[DIRECTIONS]
Give the count of lines in the data that include "SNIPER", with no other words.

(begin)

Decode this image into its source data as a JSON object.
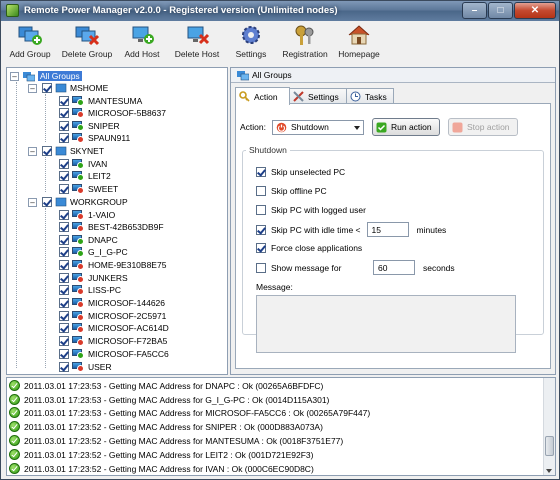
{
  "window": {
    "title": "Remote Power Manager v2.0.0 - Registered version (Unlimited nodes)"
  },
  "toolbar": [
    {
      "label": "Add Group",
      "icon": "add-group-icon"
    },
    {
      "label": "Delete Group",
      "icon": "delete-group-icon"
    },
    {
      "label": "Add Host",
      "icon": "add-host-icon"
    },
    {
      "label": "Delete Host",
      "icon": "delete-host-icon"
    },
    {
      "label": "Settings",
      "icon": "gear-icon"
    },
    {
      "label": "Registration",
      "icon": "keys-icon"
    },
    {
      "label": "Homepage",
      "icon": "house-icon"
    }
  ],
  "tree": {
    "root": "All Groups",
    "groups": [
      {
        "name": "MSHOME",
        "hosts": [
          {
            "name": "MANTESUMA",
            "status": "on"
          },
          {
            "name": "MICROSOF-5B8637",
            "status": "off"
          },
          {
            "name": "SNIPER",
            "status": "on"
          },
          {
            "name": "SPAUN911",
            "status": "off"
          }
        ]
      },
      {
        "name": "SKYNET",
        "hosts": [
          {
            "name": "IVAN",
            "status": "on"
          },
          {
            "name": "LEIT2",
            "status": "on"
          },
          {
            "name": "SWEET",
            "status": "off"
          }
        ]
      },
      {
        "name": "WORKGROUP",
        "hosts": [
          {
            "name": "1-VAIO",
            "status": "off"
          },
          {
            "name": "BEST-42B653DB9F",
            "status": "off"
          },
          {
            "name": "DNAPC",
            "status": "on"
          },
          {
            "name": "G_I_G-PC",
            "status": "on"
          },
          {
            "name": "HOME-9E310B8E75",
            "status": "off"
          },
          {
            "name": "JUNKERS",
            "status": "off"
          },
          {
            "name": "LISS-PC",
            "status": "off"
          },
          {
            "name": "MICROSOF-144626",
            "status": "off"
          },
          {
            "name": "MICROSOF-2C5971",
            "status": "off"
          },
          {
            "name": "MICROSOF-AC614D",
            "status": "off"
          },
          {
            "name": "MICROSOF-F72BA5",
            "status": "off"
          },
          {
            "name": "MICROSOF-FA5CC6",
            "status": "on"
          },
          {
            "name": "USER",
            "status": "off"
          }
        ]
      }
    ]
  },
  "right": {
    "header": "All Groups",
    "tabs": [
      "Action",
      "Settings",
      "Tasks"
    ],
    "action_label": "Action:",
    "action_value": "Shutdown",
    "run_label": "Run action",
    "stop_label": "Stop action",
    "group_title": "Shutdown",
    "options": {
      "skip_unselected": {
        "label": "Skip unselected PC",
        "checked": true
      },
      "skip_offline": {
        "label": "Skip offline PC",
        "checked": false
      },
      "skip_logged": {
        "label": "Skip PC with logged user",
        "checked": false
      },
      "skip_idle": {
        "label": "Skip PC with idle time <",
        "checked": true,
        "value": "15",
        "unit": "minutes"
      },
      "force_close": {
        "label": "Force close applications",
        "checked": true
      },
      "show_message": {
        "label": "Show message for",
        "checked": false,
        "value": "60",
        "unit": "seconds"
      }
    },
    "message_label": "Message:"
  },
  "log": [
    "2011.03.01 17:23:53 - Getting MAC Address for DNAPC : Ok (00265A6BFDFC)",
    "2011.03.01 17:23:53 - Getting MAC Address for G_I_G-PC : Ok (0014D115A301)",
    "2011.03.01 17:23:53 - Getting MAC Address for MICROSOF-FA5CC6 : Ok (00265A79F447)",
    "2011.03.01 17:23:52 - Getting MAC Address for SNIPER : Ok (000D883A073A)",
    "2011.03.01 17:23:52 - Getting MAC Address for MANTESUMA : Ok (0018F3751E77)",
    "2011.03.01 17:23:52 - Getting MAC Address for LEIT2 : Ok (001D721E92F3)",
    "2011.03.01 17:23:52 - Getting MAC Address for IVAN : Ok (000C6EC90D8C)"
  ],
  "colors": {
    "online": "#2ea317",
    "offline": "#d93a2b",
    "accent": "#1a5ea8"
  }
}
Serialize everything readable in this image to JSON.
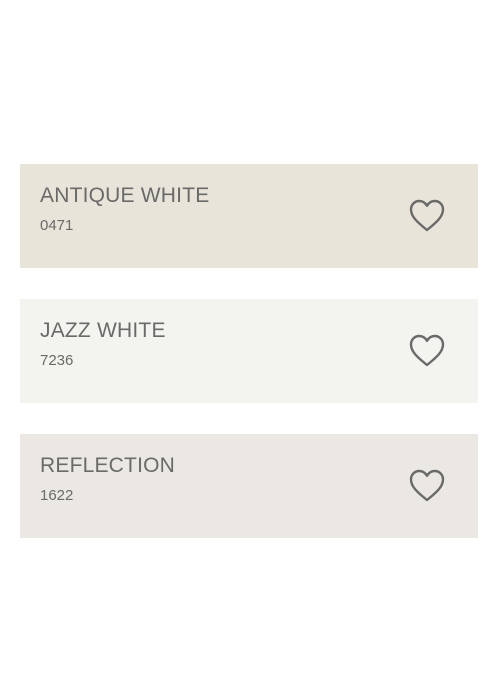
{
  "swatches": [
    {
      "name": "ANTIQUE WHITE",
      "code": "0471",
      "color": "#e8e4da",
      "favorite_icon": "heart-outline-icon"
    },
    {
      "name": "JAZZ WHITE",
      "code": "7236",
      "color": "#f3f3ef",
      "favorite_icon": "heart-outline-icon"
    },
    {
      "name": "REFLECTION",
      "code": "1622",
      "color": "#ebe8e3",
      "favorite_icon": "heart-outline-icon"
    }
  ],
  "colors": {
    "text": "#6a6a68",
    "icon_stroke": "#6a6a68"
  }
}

(end)

[WORKED SOLUTION]
2